REQUIREMENT:
Look through the material and copy each line holding "rationalen".

DATA EXTRACT:

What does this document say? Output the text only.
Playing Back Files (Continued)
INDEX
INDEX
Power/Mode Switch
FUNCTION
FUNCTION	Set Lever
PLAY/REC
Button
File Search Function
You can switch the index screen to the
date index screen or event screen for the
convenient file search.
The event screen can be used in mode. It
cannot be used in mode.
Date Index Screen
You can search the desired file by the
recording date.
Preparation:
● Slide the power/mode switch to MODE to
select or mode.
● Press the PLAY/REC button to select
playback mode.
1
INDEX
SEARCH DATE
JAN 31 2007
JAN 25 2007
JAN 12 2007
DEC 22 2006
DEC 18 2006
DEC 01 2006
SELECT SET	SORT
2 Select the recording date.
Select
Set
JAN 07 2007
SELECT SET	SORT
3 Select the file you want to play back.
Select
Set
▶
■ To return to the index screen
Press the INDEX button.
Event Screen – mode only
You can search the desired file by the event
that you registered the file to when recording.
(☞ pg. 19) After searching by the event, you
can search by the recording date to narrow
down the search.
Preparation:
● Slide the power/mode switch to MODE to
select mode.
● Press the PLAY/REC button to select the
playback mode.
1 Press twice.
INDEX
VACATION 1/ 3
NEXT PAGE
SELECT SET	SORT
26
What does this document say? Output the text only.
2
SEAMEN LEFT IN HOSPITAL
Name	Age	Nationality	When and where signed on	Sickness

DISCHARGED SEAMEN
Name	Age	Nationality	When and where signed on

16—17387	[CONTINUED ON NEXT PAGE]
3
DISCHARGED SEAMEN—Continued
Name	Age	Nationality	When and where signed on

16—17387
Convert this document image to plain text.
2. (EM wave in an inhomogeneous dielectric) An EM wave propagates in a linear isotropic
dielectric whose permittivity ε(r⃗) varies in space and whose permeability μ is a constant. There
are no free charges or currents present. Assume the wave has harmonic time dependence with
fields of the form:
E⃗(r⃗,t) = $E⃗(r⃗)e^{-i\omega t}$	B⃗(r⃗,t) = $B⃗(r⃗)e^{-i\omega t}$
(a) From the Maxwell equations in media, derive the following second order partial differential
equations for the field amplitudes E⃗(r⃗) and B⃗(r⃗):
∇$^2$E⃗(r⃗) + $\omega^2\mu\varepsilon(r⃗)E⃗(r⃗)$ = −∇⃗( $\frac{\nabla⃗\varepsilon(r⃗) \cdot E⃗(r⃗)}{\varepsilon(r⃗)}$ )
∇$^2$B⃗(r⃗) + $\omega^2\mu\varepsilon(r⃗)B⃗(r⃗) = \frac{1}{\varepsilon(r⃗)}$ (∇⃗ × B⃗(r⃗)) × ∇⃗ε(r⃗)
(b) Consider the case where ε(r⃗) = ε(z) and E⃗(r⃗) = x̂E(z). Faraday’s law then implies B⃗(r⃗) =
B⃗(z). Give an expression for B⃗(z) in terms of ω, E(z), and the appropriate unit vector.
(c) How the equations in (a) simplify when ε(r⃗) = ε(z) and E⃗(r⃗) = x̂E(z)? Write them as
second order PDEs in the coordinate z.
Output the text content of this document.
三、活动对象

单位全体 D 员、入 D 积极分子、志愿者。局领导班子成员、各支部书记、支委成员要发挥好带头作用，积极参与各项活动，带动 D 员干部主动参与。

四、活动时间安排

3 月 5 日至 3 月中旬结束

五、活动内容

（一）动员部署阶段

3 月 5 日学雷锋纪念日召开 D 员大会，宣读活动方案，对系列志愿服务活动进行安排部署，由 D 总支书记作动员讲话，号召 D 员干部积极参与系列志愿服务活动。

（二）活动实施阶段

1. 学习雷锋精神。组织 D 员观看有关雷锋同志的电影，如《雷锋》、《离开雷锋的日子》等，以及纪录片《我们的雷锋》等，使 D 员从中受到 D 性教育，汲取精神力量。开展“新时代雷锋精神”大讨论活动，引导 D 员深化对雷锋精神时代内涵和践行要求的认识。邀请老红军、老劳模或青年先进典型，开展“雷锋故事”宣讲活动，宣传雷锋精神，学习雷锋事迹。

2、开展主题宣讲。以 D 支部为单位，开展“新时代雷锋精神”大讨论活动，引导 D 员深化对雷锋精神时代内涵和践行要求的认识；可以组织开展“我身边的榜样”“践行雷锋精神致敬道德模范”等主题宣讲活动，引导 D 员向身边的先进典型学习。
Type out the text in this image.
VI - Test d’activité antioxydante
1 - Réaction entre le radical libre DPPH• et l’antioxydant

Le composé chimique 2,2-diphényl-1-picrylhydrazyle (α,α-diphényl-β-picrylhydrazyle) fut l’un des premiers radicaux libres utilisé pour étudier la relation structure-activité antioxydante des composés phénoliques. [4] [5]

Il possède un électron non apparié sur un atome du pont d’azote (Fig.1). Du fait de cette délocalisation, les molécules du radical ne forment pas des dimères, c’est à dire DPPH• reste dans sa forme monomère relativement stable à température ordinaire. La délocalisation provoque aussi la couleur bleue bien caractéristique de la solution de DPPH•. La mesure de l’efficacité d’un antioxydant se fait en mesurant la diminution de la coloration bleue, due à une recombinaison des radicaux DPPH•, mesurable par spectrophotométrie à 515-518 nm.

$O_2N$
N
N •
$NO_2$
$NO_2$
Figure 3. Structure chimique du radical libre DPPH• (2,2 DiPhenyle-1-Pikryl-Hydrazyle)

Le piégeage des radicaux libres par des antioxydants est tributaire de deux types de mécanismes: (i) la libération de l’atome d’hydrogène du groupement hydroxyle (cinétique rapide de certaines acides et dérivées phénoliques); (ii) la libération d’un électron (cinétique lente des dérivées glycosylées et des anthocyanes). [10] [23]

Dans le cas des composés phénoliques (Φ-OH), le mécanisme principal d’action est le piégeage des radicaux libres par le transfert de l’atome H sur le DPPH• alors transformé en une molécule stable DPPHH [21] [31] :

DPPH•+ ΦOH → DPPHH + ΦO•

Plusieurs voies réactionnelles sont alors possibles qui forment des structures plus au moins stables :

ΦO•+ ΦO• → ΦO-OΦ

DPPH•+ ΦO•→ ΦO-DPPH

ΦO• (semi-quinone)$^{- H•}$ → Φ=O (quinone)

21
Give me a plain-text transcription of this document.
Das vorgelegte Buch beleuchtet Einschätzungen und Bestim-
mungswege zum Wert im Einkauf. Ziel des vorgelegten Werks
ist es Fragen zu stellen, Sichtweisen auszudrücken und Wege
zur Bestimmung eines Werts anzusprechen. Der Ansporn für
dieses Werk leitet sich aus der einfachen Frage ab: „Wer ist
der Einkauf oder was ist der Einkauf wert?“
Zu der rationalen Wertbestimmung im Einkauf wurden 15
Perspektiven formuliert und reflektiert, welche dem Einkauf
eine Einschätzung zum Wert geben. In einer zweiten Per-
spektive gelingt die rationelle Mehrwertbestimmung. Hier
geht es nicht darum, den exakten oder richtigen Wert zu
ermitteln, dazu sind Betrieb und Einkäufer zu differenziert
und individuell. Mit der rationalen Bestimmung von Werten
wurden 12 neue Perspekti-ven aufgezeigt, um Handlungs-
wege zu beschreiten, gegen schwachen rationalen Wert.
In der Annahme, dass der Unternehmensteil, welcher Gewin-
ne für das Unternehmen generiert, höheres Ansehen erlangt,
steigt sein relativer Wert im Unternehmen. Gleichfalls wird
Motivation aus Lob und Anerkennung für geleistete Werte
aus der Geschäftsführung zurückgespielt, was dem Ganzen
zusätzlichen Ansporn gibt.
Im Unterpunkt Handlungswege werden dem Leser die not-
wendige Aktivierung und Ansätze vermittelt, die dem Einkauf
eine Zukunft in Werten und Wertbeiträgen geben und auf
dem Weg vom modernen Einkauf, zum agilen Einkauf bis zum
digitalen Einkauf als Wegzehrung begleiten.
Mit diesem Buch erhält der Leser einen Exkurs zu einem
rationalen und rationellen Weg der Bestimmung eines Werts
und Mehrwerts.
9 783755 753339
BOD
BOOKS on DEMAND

RESPONSE TO THIS EXERCISE:
Zu der rationalen Wertbestimmung im Einkauf wurden 15
und individuell. Mit der rationalen Bestimmung von Werten
wege zu beschreiten, gegen schwachen rationalen Wert.
rationalen und rationellen Weg der Bestimmung eines Werts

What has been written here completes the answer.